Entries taken from a collection
--

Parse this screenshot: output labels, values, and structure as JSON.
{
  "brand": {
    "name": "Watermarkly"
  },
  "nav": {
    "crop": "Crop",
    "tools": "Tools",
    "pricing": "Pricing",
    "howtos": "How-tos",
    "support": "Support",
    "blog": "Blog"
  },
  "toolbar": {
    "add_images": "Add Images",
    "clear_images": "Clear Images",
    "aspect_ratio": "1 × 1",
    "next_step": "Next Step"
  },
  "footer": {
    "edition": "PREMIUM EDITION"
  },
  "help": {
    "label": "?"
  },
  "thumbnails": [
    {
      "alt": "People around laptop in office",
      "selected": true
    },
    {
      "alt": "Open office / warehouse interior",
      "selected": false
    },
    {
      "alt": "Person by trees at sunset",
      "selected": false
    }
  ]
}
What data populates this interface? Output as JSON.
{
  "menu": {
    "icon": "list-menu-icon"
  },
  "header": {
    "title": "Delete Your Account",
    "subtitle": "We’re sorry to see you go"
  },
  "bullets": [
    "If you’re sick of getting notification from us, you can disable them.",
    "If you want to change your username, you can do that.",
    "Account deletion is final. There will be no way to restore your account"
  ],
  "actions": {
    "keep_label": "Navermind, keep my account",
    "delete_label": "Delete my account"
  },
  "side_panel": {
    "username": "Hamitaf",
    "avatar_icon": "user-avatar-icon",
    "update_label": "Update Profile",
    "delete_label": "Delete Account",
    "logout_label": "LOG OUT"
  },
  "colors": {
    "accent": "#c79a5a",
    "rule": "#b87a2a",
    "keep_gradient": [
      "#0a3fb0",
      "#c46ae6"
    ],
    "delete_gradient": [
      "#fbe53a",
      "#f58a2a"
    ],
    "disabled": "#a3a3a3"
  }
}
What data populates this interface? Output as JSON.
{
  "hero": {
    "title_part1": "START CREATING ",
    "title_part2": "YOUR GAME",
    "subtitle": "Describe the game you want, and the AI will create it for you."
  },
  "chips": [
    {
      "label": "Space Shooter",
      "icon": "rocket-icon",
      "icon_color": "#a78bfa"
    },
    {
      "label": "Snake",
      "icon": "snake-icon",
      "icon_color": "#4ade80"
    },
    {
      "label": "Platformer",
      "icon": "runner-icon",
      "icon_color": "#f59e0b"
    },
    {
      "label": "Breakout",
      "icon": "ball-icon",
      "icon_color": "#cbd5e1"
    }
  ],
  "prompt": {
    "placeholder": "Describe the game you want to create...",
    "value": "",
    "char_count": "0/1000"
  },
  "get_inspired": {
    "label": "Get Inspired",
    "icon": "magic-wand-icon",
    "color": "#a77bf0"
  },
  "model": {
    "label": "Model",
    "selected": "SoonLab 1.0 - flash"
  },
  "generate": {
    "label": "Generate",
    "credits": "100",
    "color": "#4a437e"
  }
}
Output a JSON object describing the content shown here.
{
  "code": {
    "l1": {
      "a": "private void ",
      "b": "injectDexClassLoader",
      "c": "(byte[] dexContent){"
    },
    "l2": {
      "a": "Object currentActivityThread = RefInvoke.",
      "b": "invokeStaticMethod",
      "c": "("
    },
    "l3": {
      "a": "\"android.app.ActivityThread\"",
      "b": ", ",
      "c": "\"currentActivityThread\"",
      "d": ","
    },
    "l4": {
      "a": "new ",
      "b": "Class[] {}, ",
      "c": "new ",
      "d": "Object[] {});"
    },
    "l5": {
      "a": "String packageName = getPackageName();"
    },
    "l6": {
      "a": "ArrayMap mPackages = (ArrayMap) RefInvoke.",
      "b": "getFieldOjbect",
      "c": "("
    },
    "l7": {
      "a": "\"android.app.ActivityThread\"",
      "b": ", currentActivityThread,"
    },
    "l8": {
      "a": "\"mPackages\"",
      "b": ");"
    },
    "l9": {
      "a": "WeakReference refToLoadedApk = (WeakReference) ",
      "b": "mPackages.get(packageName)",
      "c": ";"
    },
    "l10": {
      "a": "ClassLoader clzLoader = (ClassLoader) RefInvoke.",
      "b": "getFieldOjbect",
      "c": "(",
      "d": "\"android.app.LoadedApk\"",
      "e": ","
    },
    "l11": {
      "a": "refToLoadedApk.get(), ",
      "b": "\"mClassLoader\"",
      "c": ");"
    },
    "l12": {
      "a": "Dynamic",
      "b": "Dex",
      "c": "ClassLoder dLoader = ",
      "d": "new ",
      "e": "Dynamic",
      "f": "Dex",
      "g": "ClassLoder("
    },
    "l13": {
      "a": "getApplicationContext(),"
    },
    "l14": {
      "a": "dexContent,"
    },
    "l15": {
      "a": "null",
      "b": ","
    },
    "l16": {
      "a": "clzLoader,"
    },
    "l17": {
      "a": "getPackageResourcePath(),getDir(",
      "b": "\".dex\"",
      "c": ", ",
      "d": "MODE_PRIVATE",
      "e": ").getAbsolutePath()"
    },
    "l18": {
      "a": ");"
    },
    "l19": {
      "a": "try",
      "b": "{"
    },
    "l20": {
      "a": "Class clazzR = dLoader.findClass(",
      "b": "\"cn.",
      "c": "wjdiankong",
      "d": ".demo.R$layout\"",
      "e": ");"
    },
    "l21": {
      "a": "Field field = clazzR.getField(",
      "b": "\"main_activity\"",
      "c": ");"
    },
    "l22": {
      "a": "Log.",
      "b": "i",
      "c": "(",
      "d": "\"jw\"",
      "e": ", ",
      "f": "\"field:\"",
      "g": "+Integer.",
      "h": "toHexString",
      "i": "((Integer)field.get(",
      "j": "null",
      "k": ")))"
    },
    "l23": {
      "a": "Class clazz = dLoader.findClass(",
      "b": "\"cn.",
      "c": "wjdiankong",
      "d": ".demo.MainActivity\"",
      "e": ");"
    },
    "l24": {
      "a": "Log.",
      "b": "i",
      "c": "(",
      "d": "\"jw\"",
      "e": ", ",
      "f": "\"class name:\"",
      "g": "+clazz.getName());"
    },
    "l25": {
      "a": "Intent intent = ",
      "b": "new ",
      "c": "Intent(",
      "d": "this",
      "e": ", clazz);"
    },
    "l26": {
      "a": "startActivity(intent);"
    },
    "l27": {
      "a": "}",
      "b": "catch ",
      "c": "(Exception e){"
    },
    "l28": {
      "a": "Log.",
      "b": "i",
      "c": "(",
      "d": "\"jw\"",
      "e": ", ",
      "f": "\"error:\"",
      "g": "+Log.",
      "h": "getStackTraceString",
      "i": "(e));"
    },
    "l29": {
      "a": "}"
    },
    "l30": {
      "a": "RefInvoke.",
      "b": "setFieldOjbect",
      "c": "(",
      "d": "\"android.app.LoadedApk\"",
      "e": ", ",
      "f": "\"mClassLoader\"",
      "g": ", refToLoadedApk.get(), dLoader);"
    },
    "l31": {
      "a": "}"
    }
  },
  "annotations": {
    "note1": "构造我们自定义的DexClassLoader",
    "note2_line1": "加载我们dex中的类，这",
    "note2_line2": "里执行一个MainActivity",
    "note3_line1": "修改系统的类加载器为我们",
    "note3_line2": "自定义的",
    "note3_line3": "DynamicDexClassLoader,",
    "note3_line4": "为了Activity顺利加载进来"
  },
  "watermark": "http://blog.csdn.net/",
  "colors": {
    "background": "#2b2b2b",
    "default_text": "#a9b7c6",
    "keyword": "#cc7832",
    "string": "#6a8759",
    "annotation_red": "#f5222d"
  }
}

--

WORK TO DO: Quote each line of the listing above exactly.

FULL ANSWER:
Parse this screenshot: output labels, values, and structure as JSON.
{
  "brand": {
    "name": "Watermarkly"
  },
  "nav": {
    "crop": "Crop",
    "tools": "Tools",
    "pricing": "Pricing",
    "howtos": "How-tos",
    "support": "Support",
    "blog": "Blog"
  },
  "toolbar": {
    "add_images": "Add Images",
    "clear_images": "Clear Images",
    "aspect_ratio": "1 × 1",
    "next_step": "Next Step"
  },
  "footer": {
    "edition": "PREMIUM EDITION"
  },
  "help": {
    "label": "?"
  },
  "thumbnails": [
    {
      "alt": "People around laptop in office",
      "selected": true
    },
    {
      "alt": "Open office / warehouse interior",
      "selected": false
    },
    {
      "alt": "Person by trees at sunset",
      "selected": false
    }
  ]
}
What data populates this interface? Output as JSON.
{
  "menu": {
    "icon": "list-menu-icon"
  },
  "header": {
    "title": "Delete Your Account",
    "subtitle": "We’re sorry to see you go"
  },
  "bullets": [
    "If you’re sick of getting notification from us, you can disable them.",
    "If you want to change your username, you can do that.",
    "Account deletion is final. There will be no way to restore your account"
  ],
  "actions": {
    "keep_label": "Navermind, keep my account",
    "delete_label": "Delete my account"
  },
  "side_panel": {
    "username": "Hamitaf",
    "avatar_icon": "user-avatar-icon",
    "update_label": "Update Profile",
    "delete_label": "Delete Account",
    "logout_label": "LOG OUT"
  },
  "colors": {
    "accent": "#c79a5a",
    "rule": "#b87a2a",
    "keep_gradient": [
      "#0a3fb0",
      "#c46ae6"
    ],
    "delete_gradient": [
      "#fbe53a",
      "#f58a2a"
    ],
    "disabled": "#a3a3a3"
  }
}
What data populates this interface? Output as JSON.
{
  "hero": {
    "title_part1": "START CREATING ",
    "title_part2": "YOUR GAME",
    "subtitle": "Describe the game you want, and the AI will create it for you."
  },
  "chips": [
    {
      "label": "Space Shooter",
      "icon": "rocket-icon",
      "icon_color": "#a78bfa"
    },
    {
      "label": "Snake",
      "icon": "snake-icon",
      "icon_color": "#4ade80"
    },
    {
      "label": "Platformer",
      "icon": "runner-icon",
      "icon_color": "#f59e0b"
    },
    {
      "label": "Breakout",
      "icon": "ball-icon",
      "icon_color": "#cbd5e1"
    }
  ],
  "prompt": {
    "placeholder": "Describe the game you want to create...",
    "value": "",
    "char_count": "0/1000"
  },
  "get_inspired": {
    "label": "Get Inspired",
    "icon": "magic-wand-icon",
    "color": "#a77bf0"
  },
  "model": {
    "label": "Model",
    "selected": "SoonLab 1.0 - flash"
  },
  "generate": {
    "label": "Generate",
    "credits": "100",
    "color": "#4a437e"
  }
}
Output a JSON object describing the content shown here.
{
  "code": {
    "l1": {
      "a": "private void ",
      "b": "injectDexClassLoader",
      "c": "(byte[] dexContent){"
    },
    "l2": {
      "a": "Object currentActivityThread = RefInvoke.",
      "b": "invokeStaticMethod",
      "c": "("
    },
    "l3": {
      "a": "\"android.app.ActivityThread\"",
      "b": ", ",
      "c": "\"currentActivityThread\"",
      "d": ","
    },
    "l4": {
      "a": "new ",
      "b": "Class[] {}, ",
      "c": "new ",
      "d": "Object[] {});"
    },
    "l5": {
      "a": "String packageName = getPackageName();"
    },
    "l6": {
      "a": "ArrayMap mPackages = (ArrayMap) RefInvoke.",
      "b": "getFieldOjbect",
      "c": "("
    },
    "l7": {
      "a": "\"android.app.ActivityThread\"",
      "b": ", currentActivityThread,"
    },
    "l8": {
      "a": "\"mPackages\"",
      "b": ");"
    },
    "l9": {
      "a": "WeakReference refToLoadedApk = (WeakReference) ",
      "b": "mPackages.get(packageName)",
      "c": ";"
    },
    "l10": {
      "a": "ClassLoader clzLoader = (ClassLoader) RefInvoke.",
      "b": "getFieldOjbect",
      "c": "(",
      "d": "\"android.app.LoadedApk\"",
      "e": ","
    },
    "l11": {
      "a": "refToLoadedApk.get(), ",
      "b": "\"mClassLoader\"",
      "c": ");"
    },
    "l12": {
      "a": "Dynamic",
      "b": "Dex",
      "c": "ClassLoder dLoader = ",
      "d": "new ",
      "e": "Dynamic",
      "f": "Dex",
      "g": "ClassLoder("
    },
    "l13": {
      "a": "getApplicationContext(),"
    },
    "l14": {
      "a": "dexContent,"
    },
    "l15": {
      "a": "null",
      "b": ","
    },
    "l16": {
      "a": "clzLoader,"
    },
    "l17": {
      "a": "getPackageResourcePath(),getDir(",
      "b": "\".dex\"",
      "c": ", ",
      "d": "MODE_PRIVATE",
      "e": ").getAbsolutePath()"
    },
    "l18": {
      "a": ");"
    },
    "l19": {
      "a": "try",
      "b": "{"
    },
    "l20": {
      "a": "Class clazzR = dLoader.findClass(",
      "b": "\"cn.",
      "c": "wjdiankong",
      "d": ".demo.R$layout\"",
      "e": ");"
    },
    "l21": {
      "a": "Field field = clazzR.getField(",
      "b": "\"main_activity\"",
      "c": ");"
    },
    "l22": {
      "a": "Log.",
      "b": "i",
      "c": "(",
      "d": "\"jw\"",
      "e": ", ",
      "f": "\"field:\"",
      "g": "+Integer.",
      "h": "toHexString",
      "i": "((Integer)field.get(",
      "j": "null",
      "k": ")))"
    },
    "l23": {
      "a": "Class clazz = dLoader.findClass(",
      "b": "\"cn.",
      "c": "wjdiankong",
      "d": ".demo.MainActivity\"",
      "e": ");"
    },
    "l24": {
      "a": "Log.",
      "b": "i",
      "c": "(",
      "d": "\"jw\"",
      "e": ", ",
      "f": "\"class name:\"",
      "g": "+clazz.getName());"
    },
    "l25": {
      "a": "Intent intent = ",
      "b": "new ",
      "c": "Intent(",
      "d": "this",
      "e": ", clazz);"
    },
    "l26": {
      "a": "startActivity(intent);"
    },
    "l27": {
      "a": "}",
      "b": "catch ",
      "c": "(Exception e){"
    },
    "l28": {
      "a": "Log.",
      "b": "i",
      "c": "(",
      "d": "\"jw\"",
      "e": ", ",
      "f": "\"error:\"",
      "g": "+Log.",
      "h": "getStackTraceString",
      "i": "(e));"
    },
    "l29": {
      "a": "}"
    },
    "l30": {
      "a": "RefInvoke.",
      "b": "setFieldOjbect",
      "c": "(",
      "d": "\"android.app.LoadedApk\"",
      "e": ", ",
      "f": "\"mClassLoader\"",
      "g": ", refToLoadedApk.get(), dLoader);"
    },
    "l31": {
      "a": "}"
    }
  },
  "annotations": {
    "note1": "构造我们自定义的DexClassLoader",
    "note2_line1": "加载我们dex中的类，这",
    "note2_line2": "里执行一个MainActivity",
    "note3_line1": "修改系统的类加载器为我们",
    "note3_line2": "自定义的",
    "note3_line3": "DynamicDexClassLoader,",
    "note3_line4": "为了Activity顺利加载进来"
  },
  "watermark": "http://blog.csdn.net/",
  "colors": {
    "background": "#2b2b2b",
    "default_text": "#a9b7c6",
    "keyword": "#cc7832",
    "string": "#6a8759",
    "annotation_red": "#f5222d"
  }
}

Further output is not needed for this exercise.